**TASK INSTRUCTIONS**
Repeat the listing exactly as given, omitting every image.

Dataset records
►

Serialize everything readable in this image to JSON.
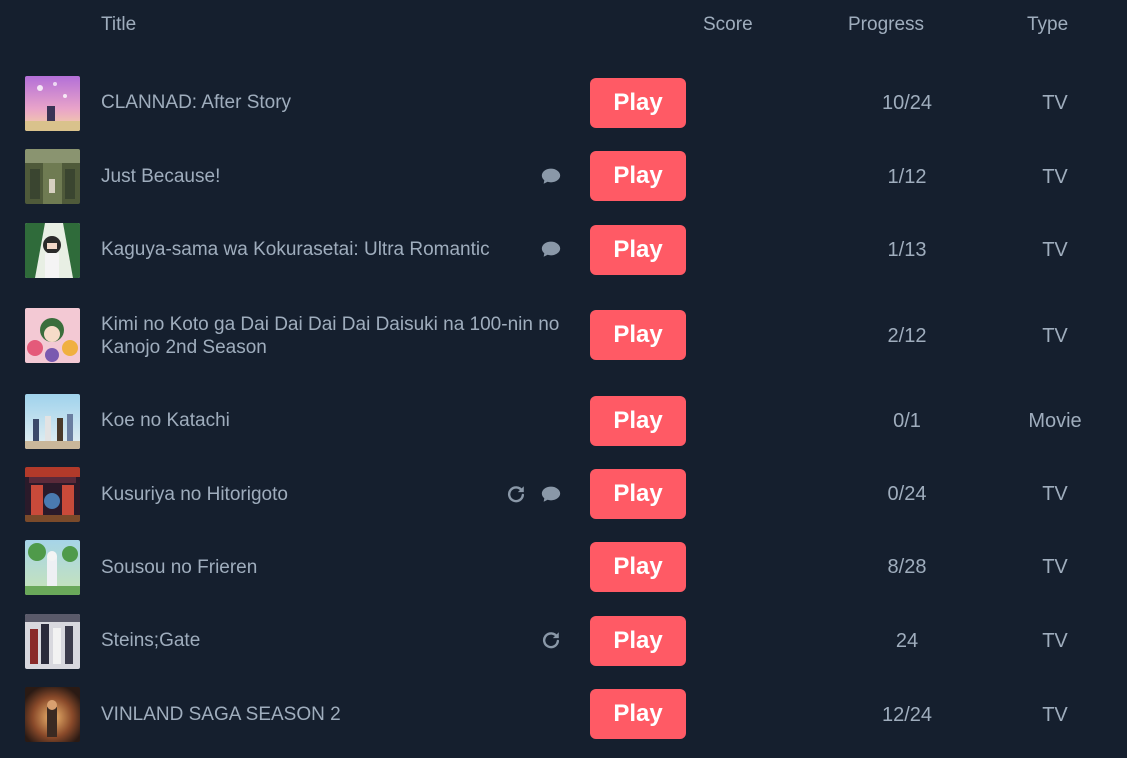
{
  "header": {
    "title": "Title",
    "score": "Score",
    "progress": "Progress",
    "type": "Type"
  },
  "accent": "#ff5a65",
  "background": "#151f2e",
  "rows": [
    {
      "title": "CLANNAD: After Story",
      "play": "Play",
      "progress": "10/24",
      "type": "TV",
      "icons": []
    },
    {
      "title": "Just Because!",
      "play": "Play",
      "progress": "1/12",
      "type": "TV",
      "icons": [
        "comment-icon"
      ]
    },
    {
      "title": "Kaguya-sama wa Kokurasetai: Ultra Romantic",
      "play": "Play",
      "progress": "1/13",
      "type": "TV",
      "icons": [
        "comment-icon"
      ]
    },
    {
      "title": "Kimi no Koto ga Dai Dai Dai Dai Daisuki na 100-nin no Kanojo 2nd Season",
      "play": "Play",
      "progress": "2/12",
      "type": "TV",
      "icons": []
    },
    {
      "title": "Koe no Katachi",
      "play": "Play",
      "progress": "0/1",
      "type": "Movie",
      "icons": []
    },
    {
      "title": "Kusuriya no Hitorigoto",
      "play": "Play",
      "progress": "0/24",
      "type": "TV",
      "icons": [
        "repeat-icon",
        "comment-icon"
      ]
    },
    {
      "title": "Sousou no Frieren",
      "play": "Play",
      "progress": "8/28",
      "type": "TV",
      "icons": []
    },
    {
      "title": "Steins;Gate",
      "play": "Play",
      "progress": "24",
      "type": "TV",
      "icons": [
        "repeat-icon"
      ]
    },
    {
      "title": "VINLAND SAGA SEASON 2",
      "play": "Play",
      "progress": "12/24",
      "type": "TV",
      "icons": []
    }
  ]
}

◄

**TASK RESULT**
Serialize everything readable in this image to JSON.
{
  "header": {
    "title": "Title",
    "score": "Score",
    "progress": "Progress",
    "type": "Type"
  },
  "accent": "#ff5a65",
  "background": "#151f2e",
  "rows": [
    {
      "title": "CLANNAD: After Story",
      "play": "Play",
      "progress": "10/24",
      "type": "TV",
      "icons": []
    },
    {
      "title": "Just Because!",
      "play": "Play",
      "progress": "1/12",
      "type": "TV",
      "icons": [
        "comment-icon"
      ]
    },
    {
      "title": "Kaguya-sama wa Kokurasetai: Ultra Romantic",
      "play": "Play",
      "progress": "1/13",
      "type": "TV",
      "icons": [
        "comment-icon"
      ]
    },
    {
      "title": "Kimi no Koto ga Dai Dai Dai Dai Daisuki na 100-nin no Kanojo 2nd Season",
      "play": "Play",
      "progress": "2/12",
      "type": "TV",
      "icons": []
    },
    {
      "title": "Koe no Katachi",
      "play": "Play",
      "progress": "0/1",
      "type": "Movie",
      "icons": []
    },
    {
      "title": "Kusuriya no Hitorigoto",
      "play": "Play",
      "progress": "0/24",
      "type": "TV",
      "icons": [
        "repeat-icon",
        "comment-icon"
      ]
    },
    {
      "title": "Sousou no Frieren",
      "play": "Play",
      "progress": "8/28",
      "type": "TV",
      "icons": []
    },
    {
      "title": "Steins;Gate",
      "play": "Play",
      "progress": "24",
      "type": "TV",
      "icons": [
        "repeat-icon"
      ]
    },
    {
      "title": "VINLAND SAGA SEASON 2",
      "play": "Play",
      "progress": "12/24",
      "type": "TV",
      "icons": []
    }
  ]
}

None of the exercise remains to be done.